- AIM OF THE EXERCISE
Pick out each line in these entries that contains the string "this".

- GIVEN DATA

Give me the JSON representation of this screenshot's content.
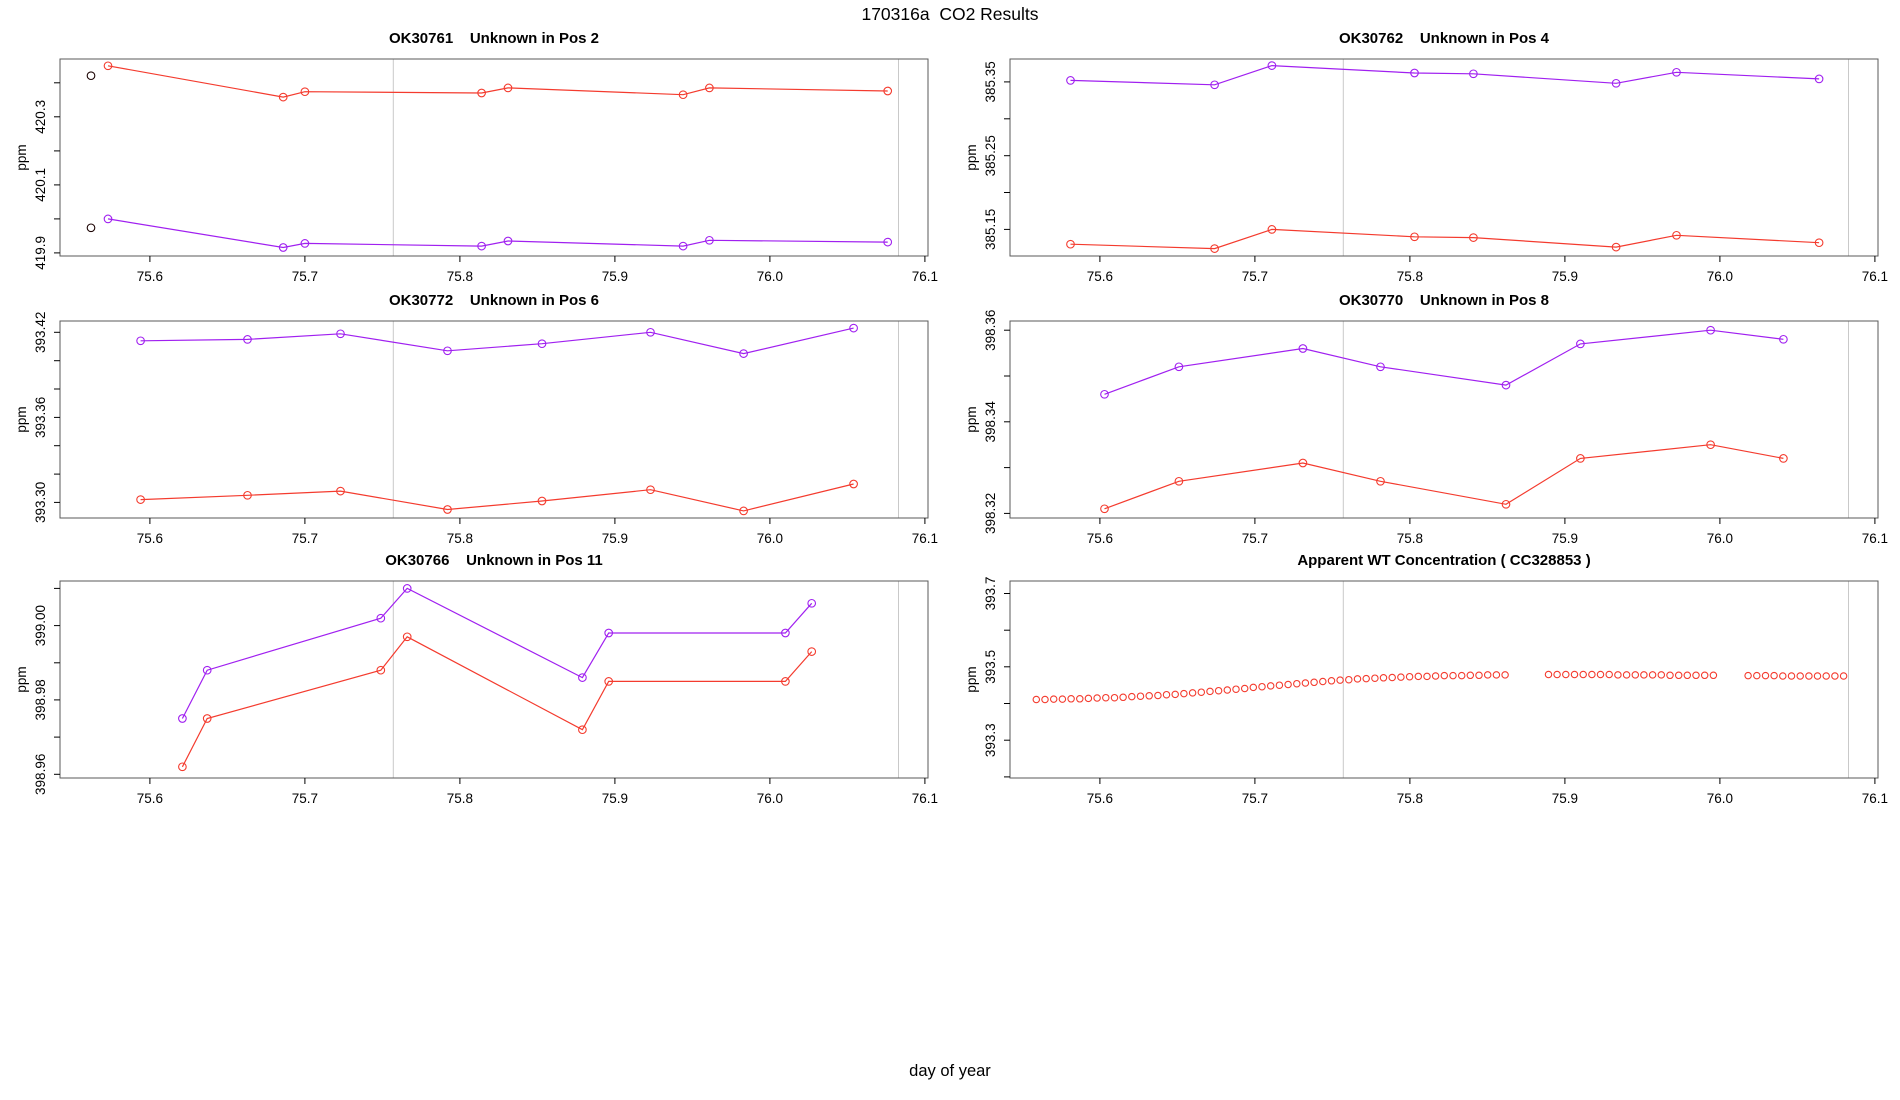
{
  "main": {
    "title": "170316a  CO2 Results",
    "xlabel": "day of year"
  },
  "colors": {
    "red_series": "#f43b2e",
    "purple_series": "#a020f0",
    "flagged_point": "#1c0404",
    "reference_line": "#c9c9c9",
    "box": "#5a5a5a"
  },
  "chart_data": [
    {
      "type": "line",
      "title": "OK30761    Unknown in Pos 2",
      "ylabel": "ppm",
      "xlim": [
        75.542,
        76.102
      ],
      "ylim": [
        419.891,
        420.47
      ],
      "xticks": [
        75.6,
        75.7,
        75.8,
        75.9,
        76.0,
        76.1
      ],
      "xtick_labels": [
        "75.6",
        "75.7",
        "75.8",
        "75.9",
        "76.0",
        "76.1"
      ],
      "yticks": [
        419.9,
        420.0,
        420.1,
        420.2,
        420.3,
        420.4
      ],
      "ytick_labels": [
        "419.9",
        "",
        "420.1",
        "",
        "420.3",
        ""
      ],
      "vlines": [
        75.757,
        76.083
      ],
      "series": [
        {
          "name": "red-series",
          "type": "line",
          "color": "#f43b2e",
          "x": [
            75.573,
            75.686,
            75.7,
            75.814,
            75.831,
            75.944,
            75.961,
            76.076
          ],
          "y": [
            420.45,
            420.358,
            420.374,
            420.37,
            420.385,
            420.365,
            420.385,
            420.376
          ]
        },
        {
          "name": "purple-series",
          "type": "line",
          "color": "#a020f0",
          "x": [
            75.573,
            75.686,
            75.7,
            75.814,
            75.831,
            75.944,
            75.961,
            76.076
          ],
          "y": [
            420.0,
            419.916,
            419.928,
            419.92,
            419.935,
            419.92,
            419.937,
            419.932
          ]
        },
        {
          "name": "flagged-start-points",
          "type": "scatter",
          "color": "#1c0404",
          "x": [
            75.562,
            75.562
          ],
          "y": [
            420.421,
            419.974
          ]
        }
      ]
    },
    {
      "type": "line",
      "title": "OK30762    Unknown in Pos 4",
      "ylabel": "ppm",
      "xlim": [
        75.542,
        76.102
      ],
      "ylim": [
        385.114,
        385.381
      ],
      "xticks": [
        75.6,
        75.7,
        75.8,
        75.9,
        76.0,
        76.1
      ],
      "xtick_labels": [
        "75.6",
        "75.7",
        "75.8",
        "75.9",
        "76.0",
        "76.1"
      ],
      "yticks": [
        385.15,
        385.2,
        385.25,
        385.3,
        385.35
      ],
      "ytick_labels": [
        "385.15",
        "",
        "385.25",
        "",
        "385.35"
      ],
      "vlines": [
        75.757,
        76.083
      ],
      "series": [
        {
          "name": "purple-series",
          "type": "line",
          "color": "#a020f0",
          "x": [
            75.581,
            75.674,
            75.711,
            75.803,
            75.841,
            75.933,
            75.972,
            76.064
          ],
          "y": [
            385.352,
            385.346,
            385.372,
            385.362,
            385.361,
            385.348,
            385.363,
            385.354
          ]
        },
        {
          "name": "red-series",
          "type": "line",
          "color": "#f43b2e",
          "x": [
            75.581,
            75.674,
            75.711,
            75.803,
            75.841,
            75.933,
            75.972,
            76.064
          ],
          "y": [
            385.13,
            385.124,
            385.15,
            385.14,
            385.139,
            385.126,
            385.142,
            385.132
          ]
        }
      ]
    },
    {
      "type": "line",
      "title": "OK30772    Unknown in Pos 6",
      "ylabel": "ppm",
      "xlim": [
        75.542,
        76.102
      ],
      "ylim": [
        393.289,
        393.428
      ],
      "xticks": [
        75.6,
        75.7,
        75.8,
        75.9,
        76.0,
        76.1
      ],
      "xtick_labels": [
        "75.6",
        "75.7",
        "75.8",
        "75.9",
        "76.0",
        "76.1"
      ],
      "yticks": [
        393.3,
        393.32,
        393.34,
        393.36,
        393.38,
        393.4,
        393.42
      ],
      "ytick_labels": [
        "393.30",
        "",
        "",
        "393.36",
        "",
        "",
        "393.42"
      ],
      "vlines": [
        75.757,
        76.083
      ],
      "series": [
        {
          "name": "purple-series",
          "type": "line",
          "color": "#a020f0",
          "x": [
            75.594,
            75.663,
            75.723,
            75.792,
            75.853,
            75.923,
            75.983,
            76.054
          ],
          "y": [
            393.414,
            393.415,
            393.419,
            393.407,
            393.412,
            393.42,
            393.405,
            393.423
          ]
        },
        {
          "name": "red-series",
          "type": "line",
          "color": "#f43b2e",
          "x": [
            75.594,
            75.663,
            75.723,
            75.792,
            75.853,
            75.923,
            75.983,
            76.054
          ],
          "y": [
            393.302,
            393.305,
            393.308,
            393.295,
            393.301,
            393.309,
            393.294,
            393.313
          ]
        }
      ]
    },
    {
      "type": "line",
      "title": "OK30770    Unknown in Pos 8",
      "ylabel": "ppm",
      "xlim": [
        75.542,
        76.102
      ],
      "ylim": [
        398.319,
        398.362
      ],
      "xticks": [
        75.6,
        75.7,
        75.8,
        75.9,
        76.0,
        76.1
      ],
      "xtick_labels": [
        "75.6",
        "75.7",
        "75.8",
        "75.9",
        "76.0",
        "76.1"
      ],
      "yticks": [
        398.32,
        398.33,
        398.34,
        398.35,
        398.36
      ],
      "ytick_labels": [
        "398.32",
        "",
        "398.34",
        "",
        "398.36"
      ],
      "vlines": [
        75.757,
        76.083
      ],
      "series": [
        {
          "name": "purple-series",
          "type": "line",
          "color": "#a020f0",
          "x": [
            75.603,
            75.651,
            75.731,
            75.781,
            75.862,
            75.91,
            75.994,
            76.041
          ],
          "y": [
            398.346,
            398.352,
            398.356,
            398.352,
            398.348,
            398.357,
            398.36,
            398.358
          ]
        },
        {
          "name": "red-series",
          "type": "line",
          "color": "#f43b2e",
          "x": [
            75.603,
            75.651,
            75.731,
            75.781,
            75.862,
            75.91,
            75.994,
            76.041
          ],
          "y": [
            398.321,
            398.327,
            398.331,
            398.327,
            398.322,
            398.332,
            398.335,
            398.332
          ]
        }
      ]
    },
    {
      "type": "line",
      "title": "OK30766    Unknown in Pos 11",
      "ylabel": "ppm",
      "xlim": [
        75.542,
        76.102
      ],
      "ylim": [
        398.959,
        399.012
      ],
      "xticks": [
        75.6,
        75.7,
        75.8,
        75.9,
        76.0,
        76.1
      ],
      "xtick_labels": [
        "75.6",
        "75.7",
        "75.8",
        "75.9",
        "76.0",
        "76.1"
      ],
      "yticks": [
        398.96,
        398.97,
        398.98,
        398.99,
        399.0,
        399.01
      ],
      "ytick_labels": [
        "398.96",
        "",
        "398.98",
        "",
        "399.00",
        ""
      ],
      "vlines": [
        75.757,
        76.083
      ],
      "series": [
        {
          "name": "purple-series",
          "type": "line",
          "color": "#a020f0",
          "x": [
            75.621,
            75.637,
            75.749,
            75.766,
            75.879,
            75.896,
            76.01,
            76.027
          ],
          "y": [
            398.975,
            398.988,
            399.002,
            399.01,
            398.986,
            398.998,
            398.998,
            399.006
          ]
        },
        {
          "name": "red-series",
          "type": "line",
          "color": "#f43b2e",
          "x": [
            75.621,
            75.637,
            75.749,
            75.766,
            75.879,
            75.896,
            76.01,
            76.027
          ],
          "y": [
            398.962,
            398.975,
            398.988,
            398.997,
            398.972,
            398.985,
            398.985,
            398.993
          ]
        }
      ]
    },
    {
      "type": "scatter",
      "title": "Apparent WT Concentration ( CC328853 )",
      "ylabel": "ppm",
      "xlim": [
        75.542,
        76.102
      ],
      "ylim": [
        393.197,
        393.734
      ],
      "xticks": [
        75.6,
        75.7,
        75.8,
        75.9,
        76.0,
        76.1
      ],
      "xtick_labels": [
        "75.6",
        "75.7",
        "75.8",
        "75.9",
        "76.0",
        "76.1"
      ],
      "yticks": [
        393.2,
        393.3,
        393.4,
        393.5,
        393.6,
        393.7
      ],
      "ytick_labels": [
        "",
        "393.3",
        "",
        "393.5",
        "",
        "393.7"
      ],
      "vlines": [
        75.757,
        76.083
      ],
      "series": [
        {
          "name": "red-series",
          "type": "scatter",
          "color": "#f43b2e",
          "r": 3.2,
          "x": [
            75.559,
            75.5646,
            75.5702,
            75.5758,
            75.5814,
            75.587,
            75.5926,
            75.5982,
            75.6038,
            75.6094,
            75.615,
            75.6206,
            75.6262,
            75.6318,
            75.6374,
            75.643,
            75.6486,
            75.6542,
            75.6598,
            75.6654,
            75.671,
            75.6766,
            75.6822,
            75.6878,
            75.6934,
            75.699,
            75.7046,
            75.7102,
            75.7158,
            75.7214,
            75.727,
            75.7326,
            75.7382,
            75.7438,
            75.7494,
            75.755,
            75.7606,
            75.7662,
            75.7718,
            75.7774,
            75.783,
            75.7886,
            75.7942,
            75.7998,
            75.8054,
            75.811,
            75.8166,
            75.8222,
            75.8278,
            75.8334,
            75.839,
            75.8446,
            75.8502,
            75.8558,
            75.8614,
            75.8894,
            75.895,
            75.9006,
            75.9062,
            75.9118,
            75.9174,
            75.923,
            75.9286,
            75.9342,
            75.9398,
            75.9454,
            75.951,
            75.9566,
            75.9622,
            75.9678,
            75.9734,
            75.979,
            75.9846,
            75.9902,
            75.9958,
            76.0182,
            76.0238,
            76.0294,
            76.035,
            76.0406,
            76.0462,
            76.0518,
            76.0574,
            76.063,
            76.0686,
            76.0742,
            76.0798
          ],
          "y": [
            393.411,
            393.411,
            393.412,
            393.412,
            393.413,
            393.413,
            393.414,
            393.415,
            393.416,
            393.416,
            393.417,
            393.419,
            393.42,
            393.421,
            393.422,
            393.424,
            393.425,
            393.427,
            393.429,
            393.431,
            393.433,
            393.435,
            393.437,
            393.439,
            393.441,
            393.444,
            393.446,
            393.448,
            393.45,
            393.452,
            393.454,
            393.456,
            393.458,
            393.46,
            393.462,
            393.464,
            393.465,
            393.467,
            393.468,
            393.469,
            393.47,
            393.471,
            393.472,
            393.473,
            393.474,
            393.474,
            393.475,
            393.476,
            393.476,
            393.476,
            393.477,
            393.477,
            393.478,
            393.478,
            393.478,
            393.479,
            393.479,
            393.479,
            393.479,
            393.479,
            393.479,
            393.479,
            393.479,
            393.478,
            393.478,
            393.478,
            393.478,
            393.478,
            393.478,
            393.477,
            393.477,
            393.477,
            393.477,
            393.477,
            393.477,
            393.476,
            393.476,
            393.476,
            393.476,
            393.475,
            393.475,
            393.475,
            393.475,
            393.475,
            393.475,
            393.475,
            393.475
          ]
        }
      ]
    }
  ]
}
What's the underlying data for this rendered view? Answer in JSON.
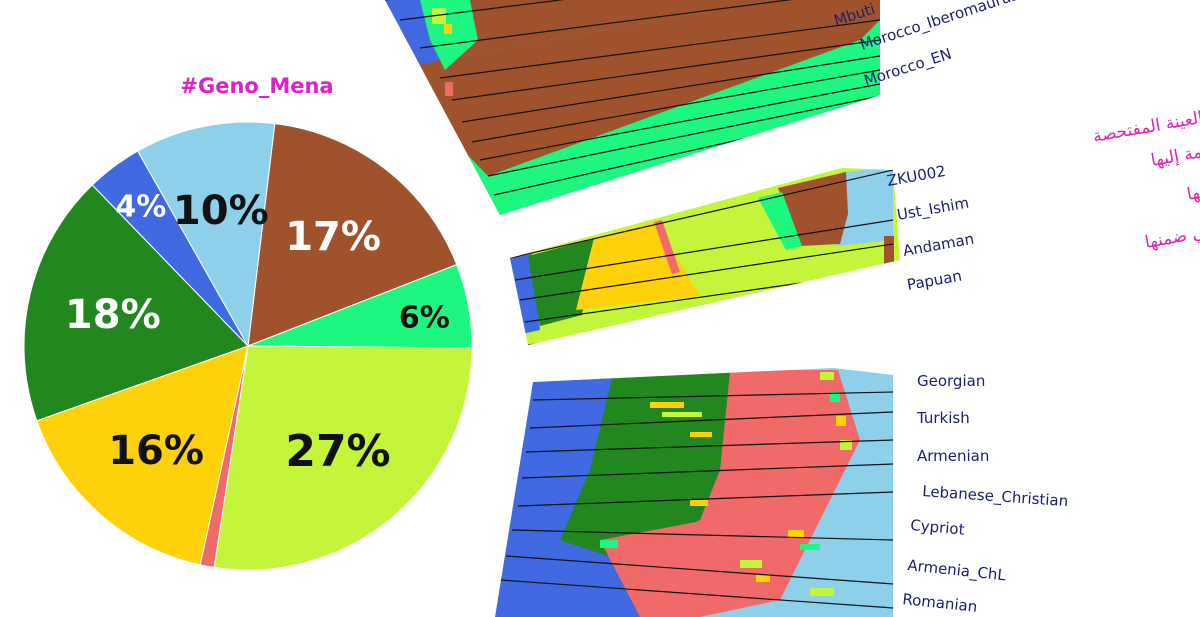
{
  "chart_data": {
    "type": "pie",
    "title": "#Geno_Mena",
    "slices": [
      {
        "name": "Dark brown",
        "value": 17,
        "color": "#a0522d",
        "label": "17%",
        "label_color": "#ffffff"
      },
      {
        "name": "Spring green",
        "value": 6,
        "color": "#1ef77f",
        "label": "6%",
        "label_color": "#111111"
      },
      {
        "name": "Lime",
        "value": 27,
        "color": "#c3f53b",
        "label": "27%",
        "label_color": "#111111"
      },
      {
        "name": "Salmon",
        "value": 1,
        "color": "#f06a6a",
        "label": "",
        "label_color": "#111111"
      },
      {
        "name": "Gold",
        "value": 16,
        "color": "#ffd10a",
        "label": "16%",
        "label_color": "#111111"
      },
      {
        "name": "Forest green",
        "value": 18,
        "color": "#21871e",
        "label": "18%",
        "label_color": "#ffffff"
      },
      {
        "name": "Royal blue",
        "value": 4,
        "color": "#4169e1",
        "label": "4%",
        "label_color": "#ffffff"
      },
      {
        "name": "Sky blue",
        "value": 10,
        "color": "#8ecfea",
        "label": "10%",
        "label_color": "#111111"
      }
    ],
    "populations_top": [
      "Mbuti",
      "Morocco_Iberomaurusian",
      "Morocco_EN"
    ],
    "sample_rows": [
      "ZKU002",
      "Ust_Ishim",
      "Andaman",
      "Papuan"
    ],
    "sample_annotations": [
      "العينة المفتحصة",
      "أقرب عينة قديمة إليها",
      "أقرب العينات الحديثة إليها",
      "المكون الرئيسي ضمنها"
    ],
    "populations_bottom": [
      "Georgian",
      "Turkish",
      "Armenian",
      "Lebanese_Christian",
      "Cypriot",
      "Armenia_ChL",
      "Romanian"
    ]
  }
}
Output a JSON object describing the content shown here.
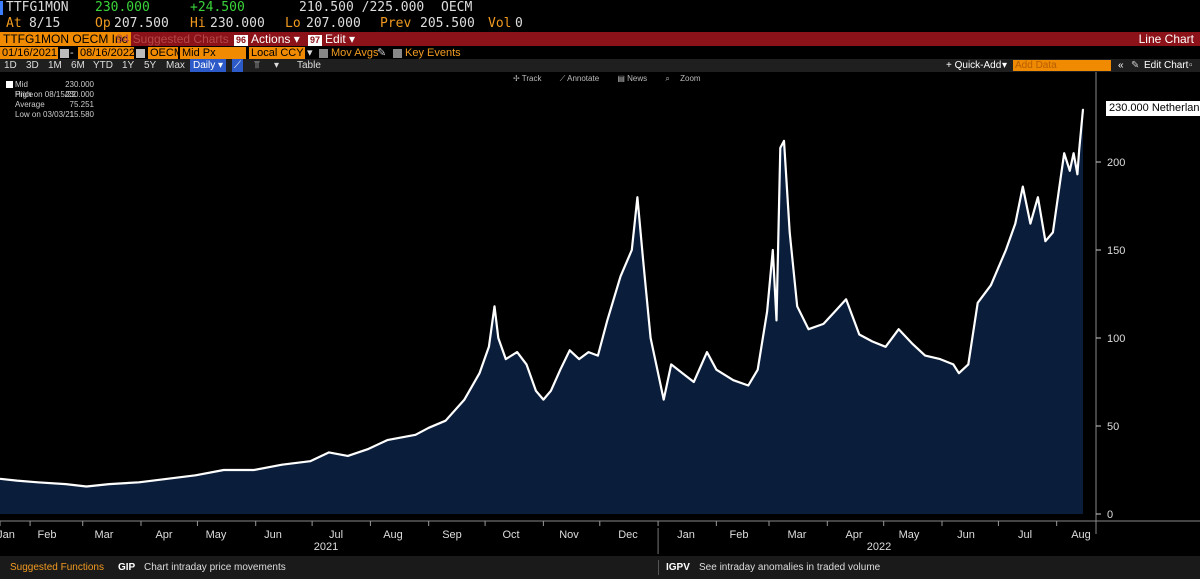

- TASK OUTPUT
Give me the JSON representation of this screenshot's content.
What's the underlying data for this rendered view? Answer in JSON.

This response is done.